━━━ Record excerpts
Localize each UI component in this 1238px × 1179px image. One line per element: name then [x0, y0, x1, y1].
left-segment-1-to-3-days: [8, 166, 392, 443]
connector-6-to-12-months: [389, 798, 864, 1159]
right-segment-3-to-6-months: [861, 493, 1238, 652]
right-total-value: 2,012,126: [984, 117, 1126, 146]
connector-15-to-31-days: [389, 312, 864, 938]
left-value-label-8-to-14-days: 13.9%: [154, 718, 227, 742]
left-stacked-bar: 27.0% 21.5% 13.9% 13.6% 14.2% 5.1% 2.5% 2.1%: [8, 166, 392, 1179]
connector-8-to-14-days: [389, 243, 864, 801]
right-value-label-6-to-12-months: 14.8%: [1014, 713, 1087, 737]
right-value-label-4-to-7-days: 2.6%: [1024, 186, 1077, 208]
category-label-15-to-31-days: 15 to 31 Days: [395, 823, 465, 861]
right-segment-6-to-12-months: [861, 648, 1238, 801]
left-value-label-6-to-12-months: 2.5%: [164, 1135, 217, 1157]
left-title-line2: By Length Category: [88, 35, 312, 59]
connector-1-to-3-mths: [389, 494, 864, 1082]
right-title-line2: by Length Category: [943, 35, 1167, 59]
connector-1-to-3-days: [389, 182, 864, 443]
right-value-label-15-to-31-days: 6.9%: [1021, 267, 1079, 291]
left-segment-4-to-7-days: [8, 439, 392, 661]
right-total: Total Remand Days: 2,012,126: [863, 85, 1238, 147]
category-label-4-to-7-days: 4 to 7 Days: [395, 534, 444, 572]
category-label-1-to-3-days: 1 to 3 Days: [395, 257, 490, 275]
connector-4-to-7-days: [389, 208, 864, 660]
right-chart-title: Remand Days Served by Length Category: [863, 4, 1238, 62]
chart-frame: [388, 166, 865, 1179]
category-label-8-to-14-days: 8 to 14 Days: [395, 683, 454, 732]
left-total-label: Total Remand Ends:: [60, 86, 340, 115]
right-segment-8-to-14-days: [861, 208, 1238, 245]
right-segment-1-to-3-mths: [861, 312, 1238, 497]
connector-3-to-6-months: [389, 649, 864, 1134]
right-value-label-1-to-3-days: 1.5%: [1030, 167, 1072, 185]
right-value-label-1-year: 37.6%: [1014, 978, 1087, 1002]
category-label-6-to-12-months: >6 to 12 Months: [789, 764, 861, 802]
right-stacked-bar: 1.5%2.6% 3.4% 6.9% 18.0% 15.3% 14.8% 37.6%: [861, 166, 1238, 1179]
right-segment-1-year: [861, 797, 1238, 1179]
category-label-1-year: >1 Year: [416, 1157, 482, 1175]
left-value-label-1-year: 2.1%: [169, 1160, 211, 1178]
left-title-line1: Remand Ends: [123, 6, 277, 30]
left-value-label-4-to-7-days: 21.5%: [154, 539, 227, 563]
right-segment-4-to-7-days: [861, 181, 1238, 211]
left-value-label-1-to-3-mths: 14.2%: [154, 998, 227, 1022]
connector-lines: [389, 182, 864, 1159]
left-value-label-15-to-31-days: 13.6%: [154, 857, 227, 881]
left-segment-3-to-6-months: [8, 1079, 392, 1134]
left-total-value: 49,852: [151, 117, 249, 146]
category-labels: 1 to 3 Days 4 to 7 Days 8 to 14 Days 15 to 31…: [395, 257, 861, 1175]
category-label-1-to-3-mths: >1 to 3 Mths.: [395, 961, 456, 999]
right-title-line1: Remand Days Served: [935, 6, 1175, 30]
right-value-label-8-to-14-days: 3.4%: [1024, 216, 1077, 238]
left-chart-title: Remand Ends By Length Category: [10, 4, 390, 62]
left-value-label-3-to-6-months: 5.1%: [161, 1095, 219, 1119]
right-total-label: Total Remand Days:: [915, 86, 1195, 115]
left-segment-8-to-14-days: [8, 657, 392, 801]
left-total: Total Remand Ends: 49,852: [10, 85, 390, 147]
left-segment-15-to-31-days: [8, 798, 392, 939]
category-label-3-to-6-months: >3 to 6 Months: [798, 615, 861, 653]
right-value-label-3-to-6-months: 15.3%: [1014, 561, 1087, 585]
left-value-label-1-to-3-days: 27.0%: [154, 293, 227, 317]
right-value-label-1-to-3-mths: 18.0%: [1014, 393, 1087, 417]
━━━━━━
» Stated task
Format the lines above as a numbered list, leaving out any blank lines.

» The result
1. Localize each UI component in this 1238px × 1179px image. One line per element: name then [x0, y0, x1, y1].
2. left-segment-1-to-3-days: [8, 166, 392, 443]
3. connector-6-to-12-months: [389, 798, 864, 1159]
4. right-segment-3-to-6-months: [861, 493, 1238, 652]
5. right-total-value: 2,012,126: [984, 117, 1126, 146]
6. connector-15-to-31-days: [389, 312, 864, 938]
7. left-value-label-8-to-14-days: 13.9%: [154, 718, 227, 742]
8. left-stacked-bar: 27.0% 21.5% 13.9% 13.6% 14.2% 5.1% 2.5% 2.1%: [8, 166, 392, 1179]
9. connector-8-to-14-days: [389, 243, 864, 801]
10. right-value-label-6-to-12-months: 14.8%: [1014, 713, 1087, 737]
11. right-value-label-4-to-7-days: 2.6%: [1024, 186, 1077, 208]
12. category-label-15-to-31-days: 15 to 31 Days: [395, 823, 465, 861]
13. right-segment-6-to-12-months: [861, 648, 1238, 801]
14. left-value-label-6-to-12-months: 2.5%: [164, 1135, 217, 1157]
15. left-title-line2: By Length Category: [88, 35, 312, 59]
16. connector-1-to-3-mths: [389, 494, 864, 1082]
17. right-title-line2: by Length Category: [943, 35, 1167, 59]
18. connector-1-to-3-days: [389, 182, 864, 443]
19. right-value-label-15-to-31-days: 6.9%: [1021, 267, 1079, 291]
20. left-segment-4-to-7-days: [8, 439, 392, 661]
21. right-total: Total Remand Days: 2,012,126: [863, 85, 1238, 147]
22. category-label-4-to-7-days: 4 to 7 Days: [395, 534, 444, 572]
23. category-label-1-to-3-days: 1 to 3 Days: [395, 257, 490, 275]
24. connector-4-to-7-days: [389, 208, 864, 660]
25. right-chart-title: Remand Days Served by Length Category: [863, 4, 1238, 62]
26. chart-frame: [388, 166, 865, 1179]
27. category-label-8-to-14-days: 8 to 14 Days: [395, 683, 454, 732]
28. left-total-label: Total Remand Ends:: [60, 86, 340, 115]
29. right-segment-8-to-14-days: [861, 208, 1238, 245]
30. right-segment-1-to-3-mths: [861, 312, 1238, 497]
31. connector-3-to-6-months: [389, 649, 864, 1134]
32. right-value-label-1-to-3-days: 1.5%: [1030, 167, 1072, 185]
33. right-value-label-1-year: 37.6%: [1014, 978, 1087, 1002]
34. category-label-6-to-12-months: >6 to 12 Months: [789, 764, 861, 802]
35. right-stacked-bar: 1.5%2.6% 3.4% 6.9% 18.0% 15.3% 14.8% 37.6%: [861, 166, 1238, 1179]
36. right-segment-1-year: [861, 797, 1238, 1179]
37. category-label-1-year: >1 Year: [416, 1157, 482, 1175]
38. left-value-label-1-year: 2.1%: [169, 1160, 211, 1178]
39. left-title-line1: Remand Ends: [123, 6, 277, 30]
40. left-value-label-4-to-7-days: 21.5%: [154, 539, 227, 563]
41. right-segment-4-to-7-days: [861, 181, 1238, 211]
42. left-value-label-1-to-3-mths: 14.2%: [154, 998, 227, 1022]
43. connector-lines: [389, 182, 864, 1159]
44. left-value-label-15-to-31-days: 13.6%: [154, 857, 227, 881]
45. left-segment-3-to-6-months: [8, 1079, 392, 1134]
46. left-total-value: 49,852: [151, 117, 249, 146]
47. category-labels: 1 to 3 Days 4 to 7 Days 8 to 14 Days 15 to 31…: [395, 257, 861, 1175]
48. category-label-1-to-3-mths: >1 to 3 Mths.: [395, 961, 456, 999]
49. right-title-line1: Remand Days Served: [935, 6, 1175, 30]
50. right-value-label-8-to-14-days: 3.4%: [1024, 216, 1077, 238]
51. left-chart-title: Remand Ends By Length Category: [10, 4, 390, 62]
52. left-value-label-3-to-6-months: 5.1%: [161, 1095, 219, 1119]
53. right-total-label: Total Remand Days:: [915, 86, 1195, 115]
54. left-segment-8-to-14-days: [8, 657, 392, 801]
55. left-total: Total Remand Ends: 49,852: [10, 85, 390, 147]
56. left-segment-15-to-31-days: [8, 798, 392, 939]
57. category-label-3-to-6-months: >3 to 6 Months: [798, 615, 861, 653]
58. right-value-label-3-to-6-months: 15.3%: [1014, 561, 1087, 585]
59. left-value-label-1-to-3-days: 27.0%: [154, 293, 227, 317]
60. right-value-label-1-to-3-mths: 18.0%: [1014, 393, 1087, 417]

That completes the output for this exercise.